• _What to work on_:
Could you output each line of the data that follows exactly?

[Records about charts and figures]
========================
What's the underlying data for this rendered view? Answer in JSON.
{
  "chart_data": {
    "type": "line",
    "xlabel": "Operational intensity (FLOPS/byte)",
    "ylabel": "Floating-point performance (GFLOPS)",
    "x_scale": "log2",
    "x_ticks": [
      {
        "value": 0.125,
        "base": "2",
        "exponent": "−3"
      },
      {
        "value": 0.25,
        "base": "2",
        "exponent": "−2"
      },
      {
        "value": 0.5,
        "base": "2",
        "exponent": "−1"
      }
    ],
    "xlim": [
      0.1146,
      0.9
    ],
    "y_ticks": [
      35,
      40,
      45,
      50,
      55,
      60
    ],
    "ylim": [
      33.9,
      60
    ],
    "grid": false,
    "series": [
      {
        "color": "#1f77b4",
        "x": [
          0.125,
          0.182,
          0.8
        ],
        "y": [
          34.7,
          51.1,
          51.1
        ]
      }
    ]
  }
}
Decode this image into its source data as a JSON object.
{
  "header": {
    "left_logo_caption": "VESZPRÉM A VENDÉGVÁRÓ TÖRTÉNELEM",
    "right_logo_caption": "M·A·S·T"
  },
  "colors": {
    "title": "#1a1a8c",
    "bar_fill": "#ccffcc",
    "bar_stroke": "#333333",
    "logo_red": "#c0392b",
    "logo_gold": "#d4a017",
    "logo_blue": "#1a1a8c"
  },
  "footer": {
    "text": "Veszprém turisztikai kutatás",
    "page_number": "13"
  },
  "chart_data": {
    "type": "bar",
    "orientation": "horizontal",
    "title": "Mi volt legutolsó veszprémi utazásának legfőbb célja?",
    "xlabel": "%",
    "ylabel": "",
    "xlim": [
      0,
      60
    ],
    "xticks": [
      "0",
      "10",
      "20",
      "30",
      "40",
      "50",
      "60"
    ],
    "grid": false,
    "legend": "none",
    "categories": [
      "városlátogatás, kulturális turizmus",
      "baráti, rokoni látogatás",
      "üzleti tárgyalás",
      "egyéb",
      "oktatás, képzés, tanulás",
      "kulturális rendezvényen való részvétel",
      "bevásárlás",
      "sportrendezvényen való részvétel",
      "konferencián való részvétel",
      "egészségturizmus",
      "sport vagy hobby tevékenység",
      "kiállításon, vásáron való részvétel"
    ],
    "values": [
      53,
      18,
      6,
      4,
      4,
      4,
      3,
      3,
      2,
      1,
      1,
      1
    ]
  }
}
========================
• _Output_:
What's the underlying data for this rendered view? Answer in JSON.
{
  "chart_data": {
    "type": "line",
    "xlabel": "Operational intensity (FLOPS/byte)",
    "ylabel": "Floating-point performance (GFLOPS)",
    "x_scale": "log2",
    "x_ticks": [
      {
        "value": 0.125,
        "base": "2",
        "exponent": "−3"
      },
      {
        "value": 0.25,
        "base": "2",
        "exponent": "−2"
      },
      {
        "value": 0.5,
        "base": "2",
        "exponent": "−1"
      }
    ],
    "xlim": [
      0.1146,
      0.9
    ],
    "y_ticks": [
      35,
      40,
      45,
      50,
      55,
      60
    ],
    "ylim": [
      33.9,
      60
    ],
    "grid": false,
    "series": [
      {
        "color": "#1f77b4",
        "x": [
          0.125,
          0.182,
          0.8
        ],
        "y": [
          34.7,
          51.1,
          51.1
        ]
      }
    ]
  }
}
Decode this image into its source data as a JSON object.
{
  "header": {
    "left_logo_caption": "VESZPRÉM A VENDÉGVÁRÓ TÖRTÉNELEM",
    "right_logo_caption": "M·A·S·T"
  },
  "colors": {
    "title": "#1a1a8c",
    "bar_fill": "#ccffcc",
    "bar_stroke": "#333333",
    "logo_red": "#c0392b",
    "logo_gold": "#d4a017",
    "logo_blue": "#1a1a8c"
  },
  "footer": {
    "text": "Veszprém turisztikai kutatás",
    "page_number": "13"
  },
  "chart_data": {
    "type": "bar",
    "orientation": "horizontal",
    "title": "Mi volt legutolsó veszprémi utazásának legfőbb célja?",
    "xlabel": "%",
    "ylabel": "",
    "xlim": [
      0,
      60
    ],
    "xticks": [
      "0",
      "10",
      "20",
      "30",
      "40",
      "50",
      "60"
    ],
    "grid": false,
    "legend": "none",
    "categories": [
      "városlátogatás, kulturális turizmus",
      "baráti, rokoni látogatás",
      "üzleti tárgyalás",
      "egyéb",
      "oktatás, képzés, tanulás",
      "kulturális rendezvényen való részvétel",
      "bevásárlás",
      "sportrendezvényen való részvétel",
      "konferencián való részvétel",
      "egészségturizmus",
      "sport vagy hobby tevékenység",
      "kiállításon, vásáron való részvétel"
    ],
    "values": [
      53,
      18,
      6,
      4,
      4,
      4,
      3,
      3,
      2,
      1,
      1,
      1
    ]
  }
}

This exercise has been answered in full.